### EXERCISE DESCRIPTION
Filter out everything except lines holding "D是三角形外部一点".

(Saved entries)
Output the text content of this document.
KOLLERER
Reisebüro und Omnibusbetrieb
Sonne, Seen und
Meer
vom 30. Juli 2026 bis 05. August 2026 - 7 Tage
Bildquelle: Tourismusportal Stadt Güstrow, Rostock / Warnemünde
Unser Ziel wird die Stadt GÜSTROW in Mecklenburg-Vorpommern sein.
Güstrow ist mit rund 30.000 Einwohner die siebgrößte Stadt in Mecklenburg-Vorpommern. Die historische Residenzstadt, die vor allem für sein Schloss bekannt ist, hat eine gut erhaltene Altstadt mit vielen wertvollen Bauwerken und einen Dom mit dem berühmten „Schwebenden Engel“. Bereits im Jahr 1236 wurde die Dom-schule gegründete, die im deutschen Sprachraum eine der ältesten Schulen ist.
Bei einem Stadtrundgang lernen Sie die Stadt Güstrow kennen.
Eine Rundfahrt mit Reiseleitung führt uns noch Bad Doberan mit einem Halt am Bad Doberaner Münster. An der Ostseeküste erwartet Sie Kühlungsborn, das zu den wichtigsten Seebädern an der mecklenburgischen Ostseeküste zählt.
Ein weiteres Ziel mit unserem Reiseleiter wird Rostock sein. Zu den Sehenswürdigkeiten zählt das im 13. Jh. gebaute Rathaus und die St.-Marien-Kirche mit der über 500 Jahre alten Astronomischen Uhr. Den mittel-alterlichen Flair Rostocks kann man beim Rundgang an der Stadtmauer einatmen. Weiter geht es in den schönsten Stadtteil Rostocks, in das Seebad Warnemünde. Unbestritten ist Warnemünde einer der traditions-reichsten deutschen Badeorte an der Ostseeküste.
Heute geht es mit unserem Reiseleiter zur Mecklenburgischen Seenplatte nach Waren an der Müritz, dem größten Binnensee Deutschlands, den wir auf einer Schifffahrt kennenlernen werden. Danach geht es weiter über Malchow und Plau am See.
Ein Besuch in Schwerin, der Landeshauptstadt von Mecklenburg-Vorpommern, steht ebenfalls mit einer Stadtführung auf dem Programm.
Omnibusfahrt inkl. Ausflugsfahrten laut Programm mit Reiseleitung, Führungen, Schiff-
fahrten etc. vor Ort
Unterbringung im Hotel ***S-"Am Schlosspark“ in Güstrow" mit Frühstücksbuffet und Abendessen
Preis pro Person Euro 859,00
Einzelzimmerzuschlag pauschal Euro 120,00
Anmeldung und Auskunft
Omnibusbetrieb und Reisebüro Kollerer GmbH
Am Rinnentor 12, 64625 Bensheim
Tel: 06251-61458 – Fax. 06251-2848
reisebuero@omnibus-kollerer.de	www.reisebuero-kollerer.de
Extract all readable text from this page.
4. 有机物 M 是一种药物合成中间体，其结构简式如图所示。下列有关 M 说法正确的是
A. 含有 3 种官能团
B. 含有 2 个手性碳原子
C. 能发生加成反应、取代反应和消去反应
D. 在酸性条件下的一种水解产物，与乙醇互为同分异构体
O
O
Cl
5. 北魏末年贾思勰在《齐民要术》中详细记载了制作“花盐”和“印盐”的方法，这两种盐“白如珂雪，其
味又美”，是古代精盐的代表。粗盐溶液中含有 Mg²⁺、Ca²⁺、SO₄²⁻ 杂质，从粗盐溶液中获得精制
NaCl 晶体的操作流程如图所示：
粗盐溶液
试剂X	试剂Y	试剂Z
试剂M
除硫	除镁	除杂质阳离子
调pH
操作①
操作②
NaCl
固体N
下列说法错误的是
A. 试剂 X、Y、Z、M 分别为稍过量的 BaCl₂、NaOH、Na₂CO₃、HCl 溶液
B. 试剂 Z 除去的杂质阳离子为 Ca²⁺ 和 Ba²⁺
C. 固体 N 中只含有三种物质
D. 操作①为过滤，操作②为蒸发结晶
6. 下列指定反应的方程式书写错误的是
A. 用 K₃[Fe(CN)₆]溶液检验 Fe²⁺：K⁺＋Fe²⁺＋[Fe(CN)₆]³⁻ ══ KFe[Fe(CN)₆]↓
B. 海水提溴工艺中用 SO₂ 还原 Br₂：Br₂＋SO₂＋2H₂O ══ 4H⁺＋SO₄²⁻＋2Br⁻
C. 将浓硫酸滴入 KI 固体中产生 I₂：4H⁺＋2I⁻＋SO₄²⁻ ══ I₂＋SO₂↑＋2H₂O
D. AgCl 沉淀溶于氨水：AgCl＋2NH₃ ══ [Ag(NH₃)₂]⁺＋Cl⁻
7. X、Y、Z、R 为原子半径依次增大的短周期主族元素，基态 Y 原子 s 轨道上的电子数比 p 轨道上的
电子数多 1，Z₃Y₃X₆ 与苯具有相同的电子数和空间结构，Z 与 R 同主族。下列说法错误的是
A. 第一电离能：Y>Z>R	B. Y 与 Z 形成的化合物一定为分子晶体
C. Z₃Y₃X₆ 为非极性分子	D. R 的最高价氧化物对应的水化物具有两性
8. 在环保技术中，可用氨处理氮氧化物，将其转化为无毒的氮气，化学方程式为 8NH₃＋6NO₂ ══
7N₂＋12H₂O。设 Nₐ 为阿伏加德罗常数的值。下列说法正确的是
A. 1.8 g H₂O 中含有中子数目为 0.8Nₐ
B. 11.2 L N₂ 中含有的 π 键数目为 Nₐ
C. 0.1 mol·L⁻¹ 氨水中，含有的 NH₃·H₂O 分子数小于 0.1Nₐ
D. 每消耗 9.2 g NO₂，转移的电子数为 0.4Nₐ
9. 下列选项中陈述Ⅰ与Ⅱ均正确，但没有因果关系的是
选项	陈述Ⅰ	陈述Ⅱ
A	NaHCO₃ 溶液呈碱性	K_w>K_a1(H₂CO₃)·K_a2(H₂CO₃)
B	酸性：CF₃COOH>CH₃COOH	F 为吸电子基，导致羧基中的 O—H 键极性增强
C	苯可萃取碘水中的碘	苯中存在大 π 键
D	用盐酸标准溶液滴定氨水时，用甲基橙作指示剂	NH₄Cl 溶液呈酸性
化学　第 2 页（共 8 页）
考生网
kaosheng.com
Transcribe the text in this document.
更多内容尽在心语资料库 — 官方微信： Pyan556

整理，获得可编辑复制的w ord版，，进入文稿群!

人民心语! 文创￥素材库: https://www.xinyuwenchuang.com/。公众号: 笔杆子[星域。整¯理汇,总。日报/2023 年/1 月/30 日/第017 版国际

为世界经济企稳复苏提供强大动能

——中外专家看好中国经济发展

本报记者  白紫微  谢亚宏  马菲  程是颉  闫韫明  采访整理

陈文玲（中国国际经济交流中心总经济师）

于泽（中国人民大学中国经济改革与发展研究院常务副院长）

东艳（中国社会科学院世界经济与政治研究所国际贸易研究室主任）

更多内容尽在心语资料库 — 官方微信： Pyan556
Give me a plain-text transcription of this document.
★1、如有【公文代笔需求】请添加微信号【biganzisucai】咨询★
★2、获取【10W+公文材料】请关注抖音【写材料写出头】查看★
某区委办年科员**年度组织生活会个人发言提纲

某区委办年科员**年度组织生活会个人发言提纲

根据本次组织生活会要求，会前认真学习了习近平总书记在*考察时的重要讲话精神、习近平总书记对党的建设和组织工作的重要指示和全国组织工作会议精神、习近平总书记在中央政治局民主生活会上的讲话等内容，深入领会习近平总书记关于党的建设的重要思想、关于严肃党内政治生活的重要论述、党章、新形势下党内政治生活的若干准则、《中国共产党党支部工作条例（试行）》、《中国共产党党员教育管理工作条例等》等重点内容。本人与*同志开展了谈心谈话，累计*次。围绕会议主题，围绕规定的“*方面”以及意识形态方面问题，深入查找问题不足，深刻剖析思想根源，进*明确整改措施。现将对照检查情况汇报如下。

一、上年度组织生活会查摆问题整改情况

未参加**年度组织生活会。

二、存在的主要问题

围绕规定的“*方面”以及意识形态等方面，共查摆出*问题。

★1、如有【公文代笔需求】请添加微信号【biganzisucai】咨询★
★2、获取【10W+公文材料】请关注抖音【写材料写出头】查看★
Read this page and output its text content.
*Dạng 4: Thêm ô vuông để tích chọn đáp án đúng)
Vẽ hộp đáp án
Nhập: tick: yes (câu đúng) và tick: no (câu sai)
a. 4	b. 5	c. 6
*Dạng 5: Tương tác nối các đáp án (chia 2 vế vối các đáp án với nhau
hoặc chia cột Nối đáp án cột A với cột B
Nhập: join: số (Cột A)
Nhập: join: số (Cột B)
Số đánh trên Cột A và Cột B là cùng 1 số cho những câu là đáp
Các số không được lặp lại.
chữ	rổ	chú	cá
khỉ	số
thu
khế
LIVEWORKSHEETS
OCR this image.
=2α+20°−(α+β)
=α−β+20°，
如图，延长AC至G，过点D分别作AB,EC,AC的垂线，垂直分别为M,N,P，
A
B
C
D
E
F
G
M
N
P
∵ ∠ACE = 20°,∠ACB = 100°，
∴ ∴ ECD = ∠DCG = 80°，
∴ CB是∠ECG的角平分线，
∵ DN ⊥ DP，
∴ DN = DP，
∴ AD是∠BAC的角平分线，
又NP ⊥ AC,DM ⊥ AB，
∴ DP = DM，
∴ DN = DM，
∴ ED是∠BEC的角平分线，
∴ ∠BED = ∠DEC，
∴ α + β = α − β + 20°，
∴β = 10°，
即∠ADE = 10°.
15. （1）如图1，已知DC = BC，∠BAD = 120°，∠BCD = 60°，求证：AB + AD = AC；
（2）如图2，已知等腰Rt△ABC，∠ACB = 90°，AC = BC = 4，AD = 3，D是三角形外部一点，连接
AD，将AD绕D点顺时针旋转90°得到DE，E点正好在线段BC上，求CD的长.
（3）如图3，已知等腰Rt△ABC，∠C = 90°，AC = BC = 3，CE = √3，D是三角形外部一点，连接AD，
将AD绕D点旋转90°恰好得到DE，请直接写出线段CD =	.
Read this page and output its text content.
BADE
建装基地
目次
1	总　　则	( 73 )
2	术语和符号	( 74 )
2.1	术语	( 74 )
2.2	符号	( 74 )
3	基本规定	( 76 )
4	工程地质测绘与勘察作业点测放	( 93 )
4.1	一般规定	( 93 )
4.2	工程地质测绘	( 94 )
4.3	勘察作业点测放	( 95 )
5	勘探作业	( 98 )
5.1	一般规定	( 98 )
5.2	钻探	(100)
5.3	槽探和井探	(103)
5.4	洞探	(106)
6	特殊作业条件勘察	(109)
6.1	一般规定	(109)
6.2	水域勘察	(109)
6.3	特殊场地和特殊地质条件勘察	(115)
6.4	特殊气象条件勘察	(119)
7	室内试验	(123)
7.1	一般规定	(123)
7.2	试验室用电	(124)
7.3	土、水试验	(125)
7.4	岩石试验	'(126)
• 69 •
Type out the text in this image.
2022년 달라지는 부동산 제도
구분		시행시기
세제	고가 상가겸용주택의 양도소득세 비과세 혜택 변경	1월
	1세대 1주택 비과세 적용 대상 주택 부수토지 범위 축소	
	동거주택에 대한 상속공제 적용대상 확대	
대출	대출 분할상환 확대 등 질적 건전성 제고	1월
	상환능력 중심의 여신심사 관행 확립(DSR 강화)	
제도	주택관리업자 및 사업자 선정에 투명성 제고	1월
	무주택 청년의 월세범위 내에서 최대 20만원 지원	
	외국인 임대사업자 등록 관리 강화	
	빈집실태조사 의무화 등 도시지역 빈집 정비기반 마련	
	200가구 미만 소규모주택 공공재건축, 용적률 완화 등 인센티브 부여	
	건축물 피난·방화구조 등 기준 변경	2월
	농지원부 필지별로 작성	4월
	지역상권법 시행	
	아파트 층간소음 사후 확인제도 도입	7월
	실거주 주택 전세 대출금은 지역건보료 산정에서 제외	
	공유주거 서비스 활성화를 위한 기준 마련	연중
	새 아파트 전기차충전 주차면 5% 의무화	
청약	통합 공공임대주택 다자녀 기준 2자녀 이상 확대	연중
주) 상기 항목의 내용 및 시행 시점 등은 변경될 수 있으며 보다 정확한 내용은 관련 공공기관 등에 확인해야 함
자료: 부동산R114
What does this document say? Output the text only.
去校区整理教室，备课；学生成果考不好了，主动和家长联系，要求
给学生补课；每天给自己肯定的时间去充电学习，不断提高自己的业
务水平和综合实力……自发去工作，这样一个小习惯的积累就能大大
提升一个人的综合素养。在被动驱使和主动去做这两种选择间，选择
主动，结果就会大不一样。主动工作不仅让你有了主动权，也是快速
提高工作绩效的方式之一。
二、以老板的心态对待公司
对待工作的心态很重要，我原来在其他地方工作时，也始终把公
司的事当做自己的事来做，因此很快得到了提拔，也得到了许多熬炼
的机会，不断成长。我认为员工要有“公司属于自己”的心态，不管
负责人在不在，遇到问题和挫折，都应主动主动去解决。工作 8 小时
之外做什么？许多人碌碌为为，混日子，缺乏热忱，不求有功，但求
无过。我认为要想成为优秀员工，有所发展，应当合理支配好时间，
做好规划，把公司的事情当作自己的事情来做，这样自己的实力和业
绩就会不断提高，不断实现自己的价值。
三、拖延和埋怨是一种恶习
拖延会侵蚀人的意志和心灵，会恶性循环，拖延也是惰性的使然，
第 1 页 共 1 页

### FULL SOLUTION
（2）如图2，已知等腰Rt△ABC，∠ACB = 90°，AC = BC = 4，AD = 3，D是三角形外部一点，连接
（3）如图3，已知等腰Rt△ABC，∠C = 90°，AC = BC = 3，CE = √3，D是三角形外部一点，连接AD，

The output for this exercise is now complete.